What you are asked to do →
Return each line of the data below verbatim; pictures are to be left out.

Entries →
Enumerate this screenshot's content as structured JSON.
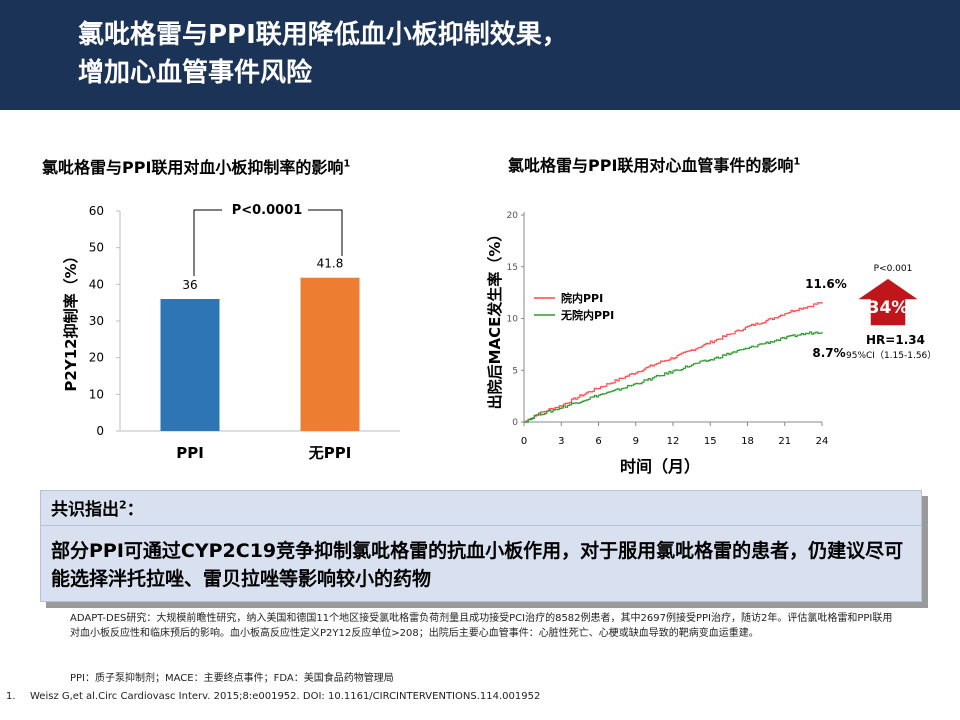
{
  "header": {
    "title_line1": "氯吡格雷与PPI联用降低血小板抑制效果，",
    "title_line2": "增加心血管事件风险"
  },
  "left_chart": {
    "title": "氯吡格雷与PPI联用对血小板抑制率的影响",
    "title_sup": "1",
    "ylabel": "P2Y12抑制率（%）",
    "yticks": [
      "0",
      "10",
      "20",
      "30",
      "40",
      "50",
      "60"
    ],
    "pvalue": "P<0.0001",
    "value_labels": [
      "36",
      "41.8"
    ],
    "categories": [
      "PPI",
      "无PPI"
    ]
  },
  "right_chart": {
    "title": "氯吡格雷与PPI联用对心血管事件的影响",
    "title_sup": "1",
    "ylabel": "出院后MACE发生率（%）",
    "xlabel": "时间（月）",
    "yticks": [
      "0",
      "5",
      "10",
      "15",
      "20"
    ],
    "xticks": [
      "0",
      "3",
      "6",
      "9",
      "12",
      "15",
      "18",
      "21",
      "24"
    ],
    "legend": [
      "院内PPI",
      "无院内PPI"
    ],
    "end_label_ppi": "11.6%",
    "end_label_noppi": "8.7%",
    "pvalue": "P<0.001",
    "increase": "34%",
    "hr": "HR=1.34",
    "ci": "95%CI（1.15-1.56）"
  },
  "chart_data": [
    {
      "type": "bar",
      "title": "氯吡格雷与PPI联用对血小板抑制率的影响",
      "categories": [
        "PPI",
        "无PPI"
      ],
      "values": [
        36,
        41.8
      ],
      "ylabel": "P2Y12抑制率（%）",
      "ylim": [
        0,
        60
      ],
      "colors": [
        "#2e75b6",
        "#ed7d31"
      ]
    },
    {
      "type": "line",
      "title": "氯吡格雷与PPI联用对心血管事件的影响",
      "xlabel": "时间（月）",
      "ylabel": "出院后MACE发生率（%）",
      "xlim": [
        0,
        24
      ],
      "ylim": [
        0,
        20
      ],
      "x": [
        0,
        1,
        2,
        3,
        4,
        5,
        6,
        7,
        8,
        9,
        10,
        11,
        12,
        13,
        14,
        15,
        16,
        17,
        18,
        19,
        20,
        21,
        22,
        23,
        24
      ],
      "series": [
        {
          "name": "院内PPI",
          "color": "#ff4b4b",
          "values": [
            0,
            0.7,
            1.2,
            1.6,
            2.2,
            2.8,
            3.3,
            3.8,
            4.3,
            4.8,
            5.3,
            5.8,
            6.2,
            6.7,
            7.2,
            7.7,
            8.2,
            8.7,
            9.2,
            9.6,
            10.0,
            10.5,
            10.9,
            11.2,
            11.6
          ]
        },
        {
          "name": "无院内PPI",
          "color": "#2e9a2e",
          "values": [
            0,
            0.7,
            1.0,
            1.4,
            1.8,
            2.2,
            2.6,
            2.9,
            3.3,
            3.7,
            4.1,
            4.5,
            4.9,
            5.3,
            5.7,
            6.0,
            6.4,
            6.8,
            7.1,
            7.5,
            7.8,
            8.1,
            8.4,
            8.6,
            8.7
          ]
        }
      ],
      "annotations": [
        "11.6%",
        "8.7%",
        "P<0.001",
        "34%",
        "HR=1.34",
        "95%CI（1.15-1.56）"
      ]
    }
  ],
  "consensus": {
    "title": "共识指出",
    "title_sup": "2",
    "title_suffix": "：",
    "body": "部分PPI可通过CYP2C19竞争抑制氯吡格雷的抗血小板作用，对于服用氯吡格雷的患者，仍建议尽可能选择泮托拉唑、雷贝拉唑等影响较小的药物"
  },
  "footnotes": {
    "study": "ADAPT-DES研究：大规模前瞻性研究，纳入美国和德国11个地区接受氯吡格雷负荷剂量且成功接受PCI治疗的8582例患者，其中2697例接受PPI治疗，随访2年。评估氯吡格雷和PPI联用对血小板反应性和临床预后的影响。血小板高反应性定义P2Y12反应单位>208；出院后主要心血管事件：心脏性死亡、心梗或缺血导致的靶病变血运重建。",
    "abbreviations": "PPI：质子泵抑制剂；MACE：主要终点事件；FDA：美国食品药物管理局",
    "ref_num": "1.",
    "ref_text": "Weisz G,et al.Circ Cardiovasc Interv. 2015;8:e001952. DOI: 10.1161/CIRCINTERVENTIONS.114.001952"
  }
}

Output of the exercise →
Enumerate this screenshot's content as structured JSON.
{
  "header": {
    "title_line1": "氯吡格雷与PPI联用降低血小板抑制效果，",
    "title_line2": "增加心血管事件风险"
  },
  "left_chart": {
    "title": "氯吡格雷与PPI联用对血小板抑制率的影响",
    "title_sup": "1",
    "ylabel": "P2Y12抑制率（%）",
    "yticks": [
      "0",
      "10",
      "20",
      "30",
      "40",
      "50",
      "60"
    ],
    "pvalue": "P<0.0001",
    "value_labels": [
      "36",
      "41.8"
    ],
    "categories": [
      "PPI",
      "无PPI"
    ]
  },
  "right_chart": {
    "title": "氯吡格雷与PPI联用对心血管事件的影响",
    "title_sup": "1",
    "ylabel": "出院后MACE发生率（%）",
    "xlabel": "时间（月）",
    "yticks": [
      "0",
      "5",
      "10",
      "15",
      "20"
    ],
    "xticks": [
      "0",
      "3",
      "6",
      "9",
      "12",
      "15",
      "18",
      "21",
      "24"
    ],
    "legend": [
      "院内PPI",
      "无院内PPI"
    ],
    "end_label_ppi": "11.6%",
    "end_label_noppi": "8.7%",
    "pvalue": "P<0.001",
    "increase": "34%",
    "hr": "HR=1.34",
    "ci": "95%CI（1.15-1.56）"
  },
  "chart_data": [
    {
      "type": "bar",
      "title": "氯吡格雷与PPI联用对血小板抑制率的影响",
      "categories": [
        "PPI",
        "无PPI"
      ],
      "values": [
        36,
        41.8
      ],
      "ylabel": "P2Y12抑制率（%）",
      "ylim": [
        0,
        60
      ],
      "colors": [
        "#2e75b6",
        "#ed7d31"
      ]
    },
    {
      "type": "line",
      "title": "氯吡格雷与PPI联用对心血管事件的影响",
      "xlabel": "时间（月）",
      "ylabel": "出院后MACE发生率（%）",
      "xlim": [
        0,
        24
      ],
      "ylim": [
        0,
        20
      ],
      "x": [
        0,
        1,
        2,
        3,
        4,
        5,
        6,
        7,
        8,
        9,
        10,
        11,
        12,
        13,
        14,
        15,
        16,
        17,
        18,
        19,
        20,
        21,
        22,
        23,
        24
      ],
      "series": [
        {
          "name": "院内PPI",
          "color": "#ff4b4b",
          "values": [
            0,
            0.7,
            1.2,
            1.6,
            2.2,
            2.8,
            3.3,
            3.8,
            4.3,
            4.8,
            5.3,
            5.8,
            6.2,
            6.7,
            7.2,
            7.7,
            8.2,
            8.7,
            9.2,
            9.6,
            10.0,
            10.5,
            10.9,
            11.2,
            11.6
          ]
        },
        {
          "name": "无院内PPI",
          "color": "#2e9a2e",
          "values": [
            0,
            0.7,
            1.0,
            1.4,
            1.8,
            2.2,
            2.6,
            2.9,
            3.3,
            3.7,
            4.1,
            4.5,
            4.9,
            5.3,
            5.7,
            6.0,
            6.4,
            6.8,
            7.1,
            7.5,
            7.8,
            8.1,
            8.4,
            8.6,
            8.7
          ]
        }
      ],
      "annotations": [
        "11.6%",
        "8.7%",
        "P<0.001",
        "34%",
        "HR=1.34",
        "95%CI（1.15-1.56）"
      ]
    }
  ],
  "consensus": {
    "title": "共识指出",
    "title_sup": "2",
    "title_suffix": "：",
    "body": "部分PPI可通过CYP2C19竞争抑制氯吡格雷的抗血小板作用，对于服用氯吡格雷的患者，仍建议尽可能选择泮托拉唑、雷贝拉唑等影响较小的药物"
  },
  "footnotes": {
    "study": "ADAPT-DES研究：大规模前瞻性研究，纳入美国和德国11个地区接受氯吡格雷负荷剂量且成功接受PCI治疗的8582例患者，其中2697例接受PPI治疗，随访2年。评估氯吡格雷和PPI联用对血小板反应性和临床预后的影响。血小板高反应性定义P2Y12反应单位>208；出院后主要心血管事件：心脏性死亡、心梗或缺血导致的靶病变血运重建。",
    "abbreviations": "PPI：质子泵抑制剂；MACE：主要终点事件；FDA：美国食品药物管理局",
    "ref_num": "1.",
    "ref_text": "Weisz G,et al.Circ Cardiovasc Interv. 2015;8:e001952. DOI: 10.1161/CIRCINTERVENTIONS.114.001952"
  }
}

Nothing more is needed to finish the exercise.